• [DESCRIPTION OF THE TASK]
Write the number of lines holding the word "HERA", and nothing else.

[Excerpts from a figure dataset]
** Begin **

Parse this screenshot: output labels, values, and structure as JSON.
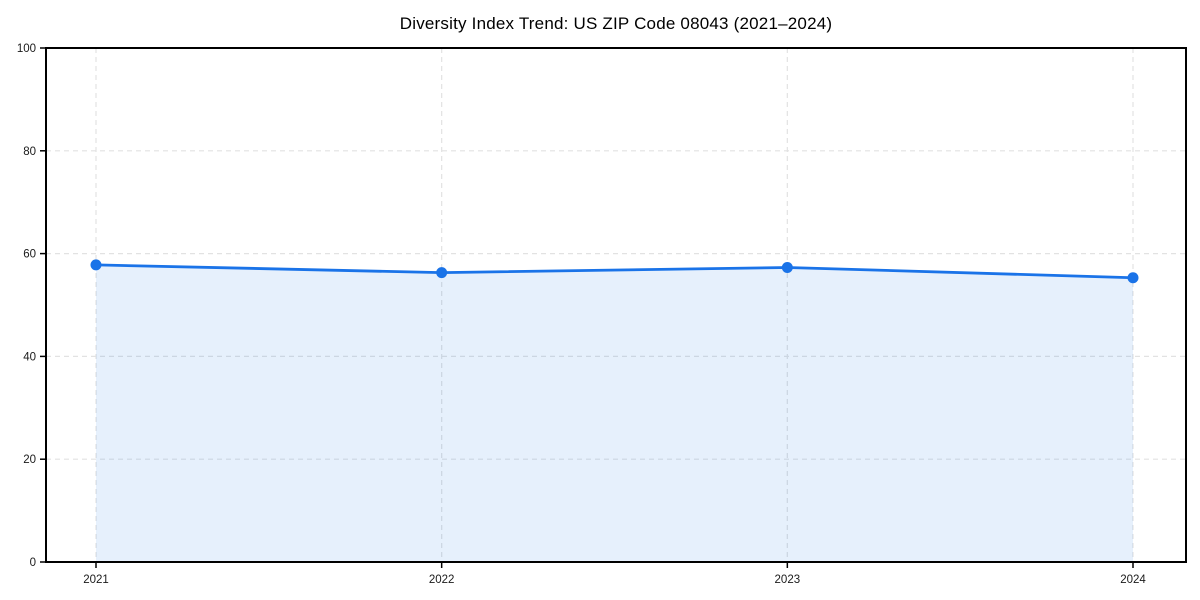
{
  "page": {
    "background": "#ffffff"
  },
  "chart_data": {
    "type": "area",
    "title": "Diversity Index Trend: US ZIP Code 08043 (2021–2024)",
    "series_name": "Diversity Index",
    "categories": [
      "2021",
      "2022",
      "2023",
      "2024"
    ],
    "values": [
      57.8,
      56.3,
      57.3,
      55.3
    ],
    "xlabel": "",
    "ylabel": "",
    "ylim": [
      0,
      100
    ],
    "yticks": [
      0,
      20,
      40,
      60,
      80,
      100
    ],
    "grid": "dashed, both axes",
    "legend_position": "none",
    "line_color": "#1a73e8",
    "marker_color": "#1a73e8",
    "fill_color": "#1a73e8",
    "fill_opacity": 0.11,
    "axis_color": "#000000",
    "grid_color": "#e2e2e2",
    "tick_label_color": "#1a1a1a",
    "title_color": "#000000"
  }
}
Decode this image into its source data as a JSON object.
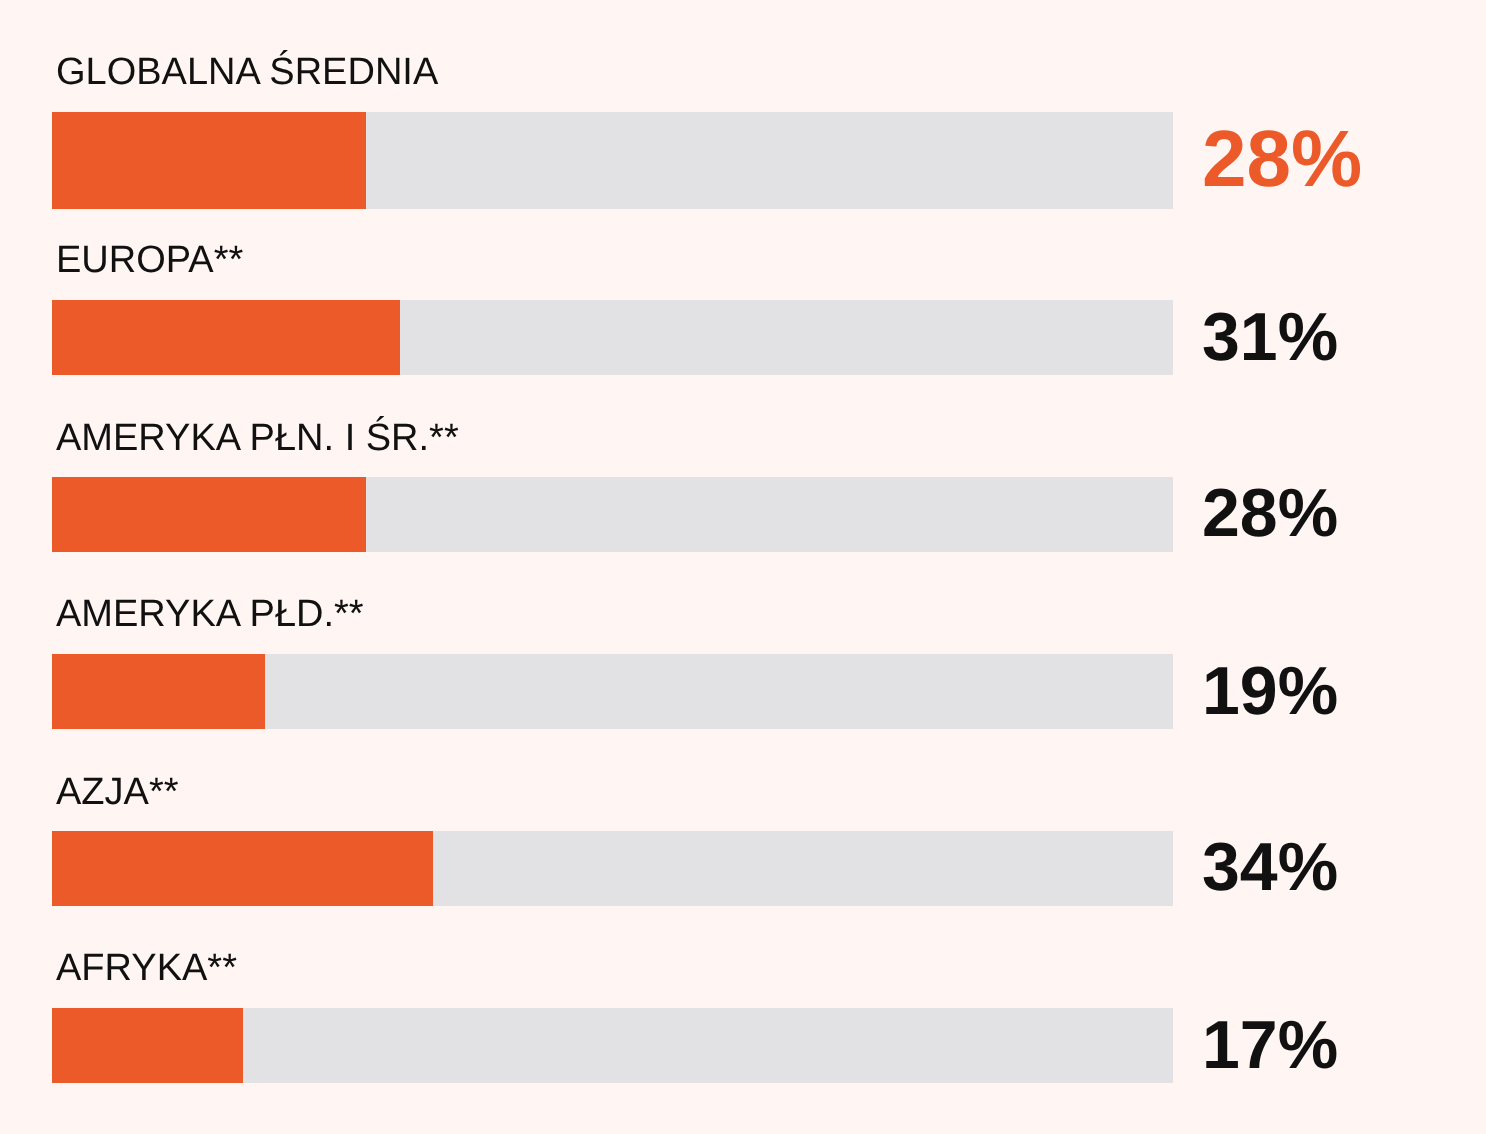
{
  "chart_data": {
    "type": "bar",
    "orientation": "horizontal",
    "stacked": true,
    "categories": [
      "GLOBALNA ŚREDNIA",
      "EUROPA**",
      "AMERYKA PŁN. I ŚR.**",
      "AMERYKA PŁD.**",
      "AZJA**",
      "AFRYKA**"
    ],
    "series": [
      {
        "color": "#ec5a29",
        "values": [
          28,
          31,
          28,
          19,
          34,
          17
        ],
        "value_labels": [
          "28%",
          "31%",
          "28%",
          "19%",
          "34%",
          "17%"
        ]
      },
      {
        "color": "#e2e1e3",
        "values": [
          72,
          69,
          72,
          81,
          66,
          83
        ]
      }
    ],
    "xlim": [
      0,
      100
    ]
  }
}
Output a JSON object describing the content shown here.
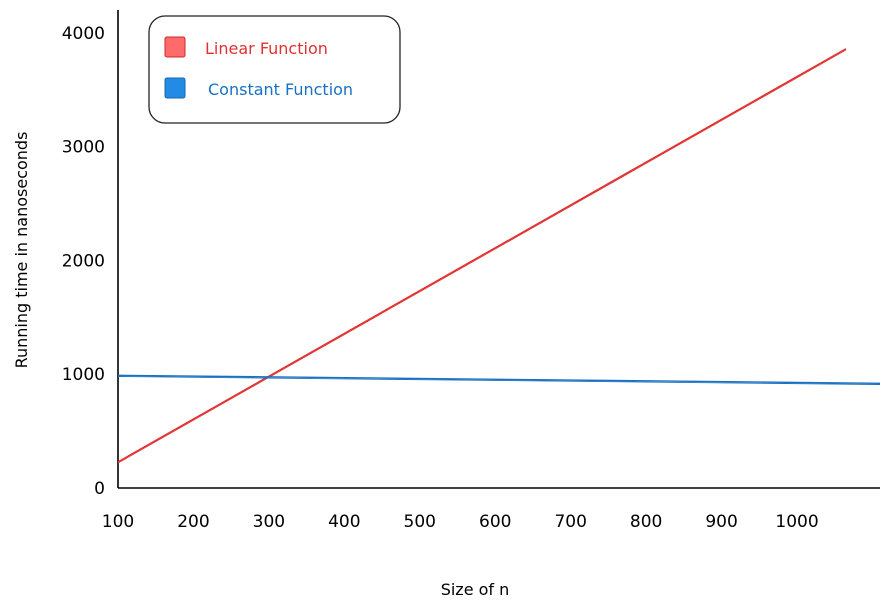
{
  "chart_data": {
    "type": "line",
    "xlabel": "Size of n",
    "ylabel": "Running time in nanoseconds",
    "x_ticks": [
      "100",
      "200",
      "300",
      "400",
      "500",
      "600",
      "700",
      "800",
      "900",
      "1000"
    ],
    "y_ticks": [
      "0",
      "1000",
      "2000",
      "3000",
      "4000"
    ],
    "xlim": [
      100,
      1110
    ],
    "ylim": [
      0,
      4200
    ],
    "legend_position": "top-left",
    "grid": false,
    "series": [
      {
        "name": "Linear Function",
        "color": "#e03131",
        "x": [
          100,
          1065
        ],
        "y": [
          230,
          3860
        ]
      },
      {
        "name": "Constant Function",
        "color": "#1971c2",
        "x": [
          100,
          1110
        ],
        "y": [
          990,
          920
        ]
      }
    ]
  }
}
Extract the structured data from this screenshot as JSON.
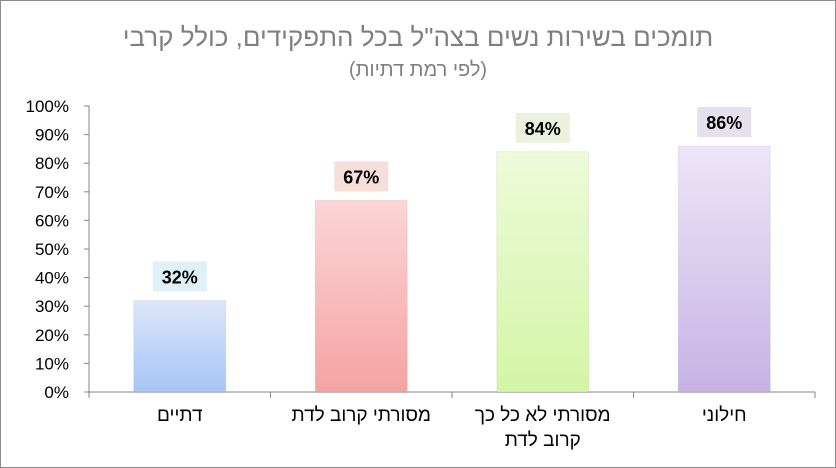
{
  "chart_data": {
    "type": "bar",
    "title": "תומכים בשירות נשים בצה\"ל בכל התפקידים, כולל קרבי",
    "subtitle": "(לפי רמת דתיות)",
    "xlabel": "",
    "ylabel": "",
    "ylim": [
      0,
      100
    ],
    "y_ticks": [
      "0%",
      "10%",
      "20%",
      "30%",
      "40%",
      "50%",
      "60%",
      "70%",
      "80%",
      "90%",
      "100%"
    ],
    "grid": false,
    "legend": "none",
    "categories": [
      [
        "דתיים"
      ],
      [
        "מסורתי קרוב לדת"
      ],
      [
        "מסורתי לא כל כך",
        "קרוב לדת"
      ],
      [
        "חילוני"
      ]
    ],
    "values": [
      32,
      67,
      84,
      86
    ],
    "value_labels": [
      "32%",
      "67%",
      "84%",
      "86%"
    ],
    "colors": {
      "bar_top": [
        "#dbe6fb",
        "#fbd5d5",
        "#eefad9",
        "#ede5f8"
      ],
      "bar_bottom": [
        "#a7c4f5",
        "#f5a3a3",
        "#d3f5a6",
        "#c6b3e4"
      ],
      "label_bg": [
        "#dff0f7",
        "#f6dedb",
        "#ebf1dd",
        "#e5e0ec"
      ],
      "title": "#7f7f7f",
      "axis": "#868686",
      "text": "#000000"
    }
  }
}
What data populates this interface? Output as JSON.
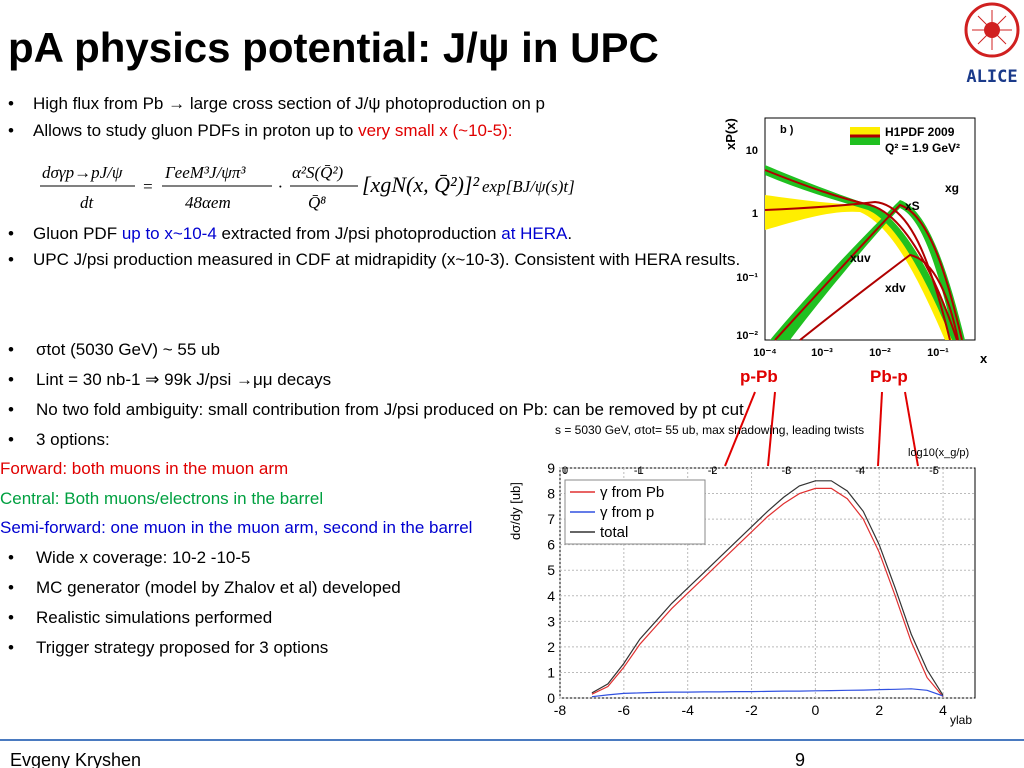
{
  "header": {
    "title": "pA physics potential: J/ψ in UPC",
    "logo": "ALICE"
  },
  "bullets": [
    [
      {
        "text": "High flux from Pb → large cross section of J/ψ photoproduction on p"
      }
    ],
    [
      {
        "text": "Allows to study gluon PDFs in proton up to "
      },
      {
        "text": "very small x (~10-5):",
        "color": "#e00000"
      }
    ],
    [
      {
        "text": "Gluon PDF "
      },
      {
        "text": "up to x~10-4",
        "color": "#0000d0"
      },
      {
        "text": " extracted from J/psi photoproduction "
      },
      {
        "text": "at HERA",
        "color": "#0000d0"
      },
      {
        "text": "."
      }
    ],
    [
      {
        "text": "UPC J/psi production measured in CDF at midrapidity (x~10-3). Consistent with HERA results."
      }
    ],
    [
      {
        "text": "σtot (5030 GeV) ~ 55 ub"
      }
    ],
    [
      {
        "text": "Lint = 30 nb-1 ⇒ 99k J/psi →μμ decays"
      }
    ],
    [
      {
        "text": "No two fold ambiguity: small contribution from J/psi produced on Pb: can be removed by pt cut"
      }
    ],
    [
      {
        "text": "3 options:"
      }
    ],
    [
      {
        "text": "Forward: both muons in the muon arm",
        "color": "#e00000"
      }
    ],
    [
      {
        "text": "Central: Both muons/electrons in the barrel",
        "color": "#00a040"
      }
    ],
    [
      {
        "text": "Semi-forward: one muon in the muon arm, second in the barrel",
        "color": "#0000d0"
      }
    ],
    [
      {
        "text": "Wide x coverage: 10-2 -10-5"
      }
    ],
    [
      {
        "text": "MC generator (model by Zhalov et al) developed"
      }
    ],
    [
      {
        "text": "Realistic simulations performed"
      }
    ],
    [
      {
        "text": "Trigger strategy proposed for 3 options"
      }
    ]
  ],
  "formula": {
    "num": "dσγp→pJ/ψ",
    "den": "dt",
    "eq": "=",
    "num2": "ΓeeM³J/ψπ³",
    "den2": "48αem",
    "dot": "·",
    "num3": "α²S(Q̄²)",
    "den3": "Q̄⁸",
    "bracket": "[xgN(x, Q̄²)]²",
    "exp": "exp[BJ/ψ(s)t]"
  },
  "pdf_plot": {
    "ylabel": "xP(x)",
    "panel": "b )",
    "legend_title": "H1PDF 2009",
    "legend_q": "Q² = 1.9 GeV²",
    "yticks": [
      "10",
      "1",
      "10⁻¹",
      "10⁻²"
    ],
    "xticks": [
      "10⁻⁴",
      "10⁻³",
      "10⁻²",
      "10⁻¹"
    ],
    "xlabel": "x",
    "curves": [
      "xg",
      "xS",
      "xuv",
      "xdv"
    ],
    "labels": [
      "p-Pb",
      "Pb-p"
    ]
  },
  "yield_plot": {
    "title": "s = 5030 GeV, σtot= 55 ub, max shadowing, leading twists",
    "top_label": "log10(x_g/p)",
    "ylabel": "dσ/dy [ub]",
    "xlabel": "ylab",
    "xlim": [
      -8,
      5
    ],
    "ylim": [
      0,
      9
    ],
    "xticks": [
      -8,
      -6,
      -4,
      -2,
      0,
      2,
      4
    ],
    "yticks": [
      0,
      1,
      2,
      3,
      4,
      5,
      6,
      7,
      8,
      9
    ],
    "top_ticks": [
      0,
      -1,
      -2,
      -3,
      -4,
      -5
    ],
    "x": [
      -7,
      -6.5,
      -6,
      -5.5,
      -5,
      -4.5,
      -4,
      -3.5,
      -3,
      -2.5,
      -2,
      -1.5,
      -1,
      -0.5,
      0,
      0.5,
      1,
      1.5,
      2,
      2.5,
      3,
      3.5,
      4
    ],
    "series": [
      {
        "name": "γ from Pb",
        "color": "#e03030",
        "values": [
          0.15,
          0.45,
          1.2,
          2.1,
          2.8,
          3.5,
          4.1,
          4.7,
          5.3,
          5.9,
          6.5,
          7.1,
          7.6,
          8.0,
          8.2,
          8.2,
          7.8,
          7.0,
          5.7,
          4.0,
          2.2,
          0.8,
          0.05
        ]
      },
      {
        "name": "γ from p",
        "color": "#3050e0",
        "values": [
          0.05,
          0.12,
          0.18,
          0.2,
          0.22,
          0.23,
          0.23,
          0.24,
          0.24,
          0.25,
          0.25,
          0.26,
          0.27,
          0.27,
          0.28,
          0.29,
          0.3,
          0.31,
          0.33,
          0.34,
          0.36,
          0.3,
          0.08
        ]
      },
      {
        "name": "total",
        "color": "#333333",
        "values": [
          0.2,
          0.55,
          1.35,
          2.3,
          3.0,
          3.7,
          4.3,
          4.9,
          5.5,
          6.1,
          6.7,
          7.3,
          7.85,
          8.3,
          8.5,
          8.5,
          8.1,
          7.3,
          6.0,
          4.3,
          2.5,
          1.1,
          0.1
        ]
      }
    ]
  },
  "footer": {
    "author": "Evgeny Kryshen",
    "page": "9"
  }
}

** End **

• [EXERCISE RESPONSE]
2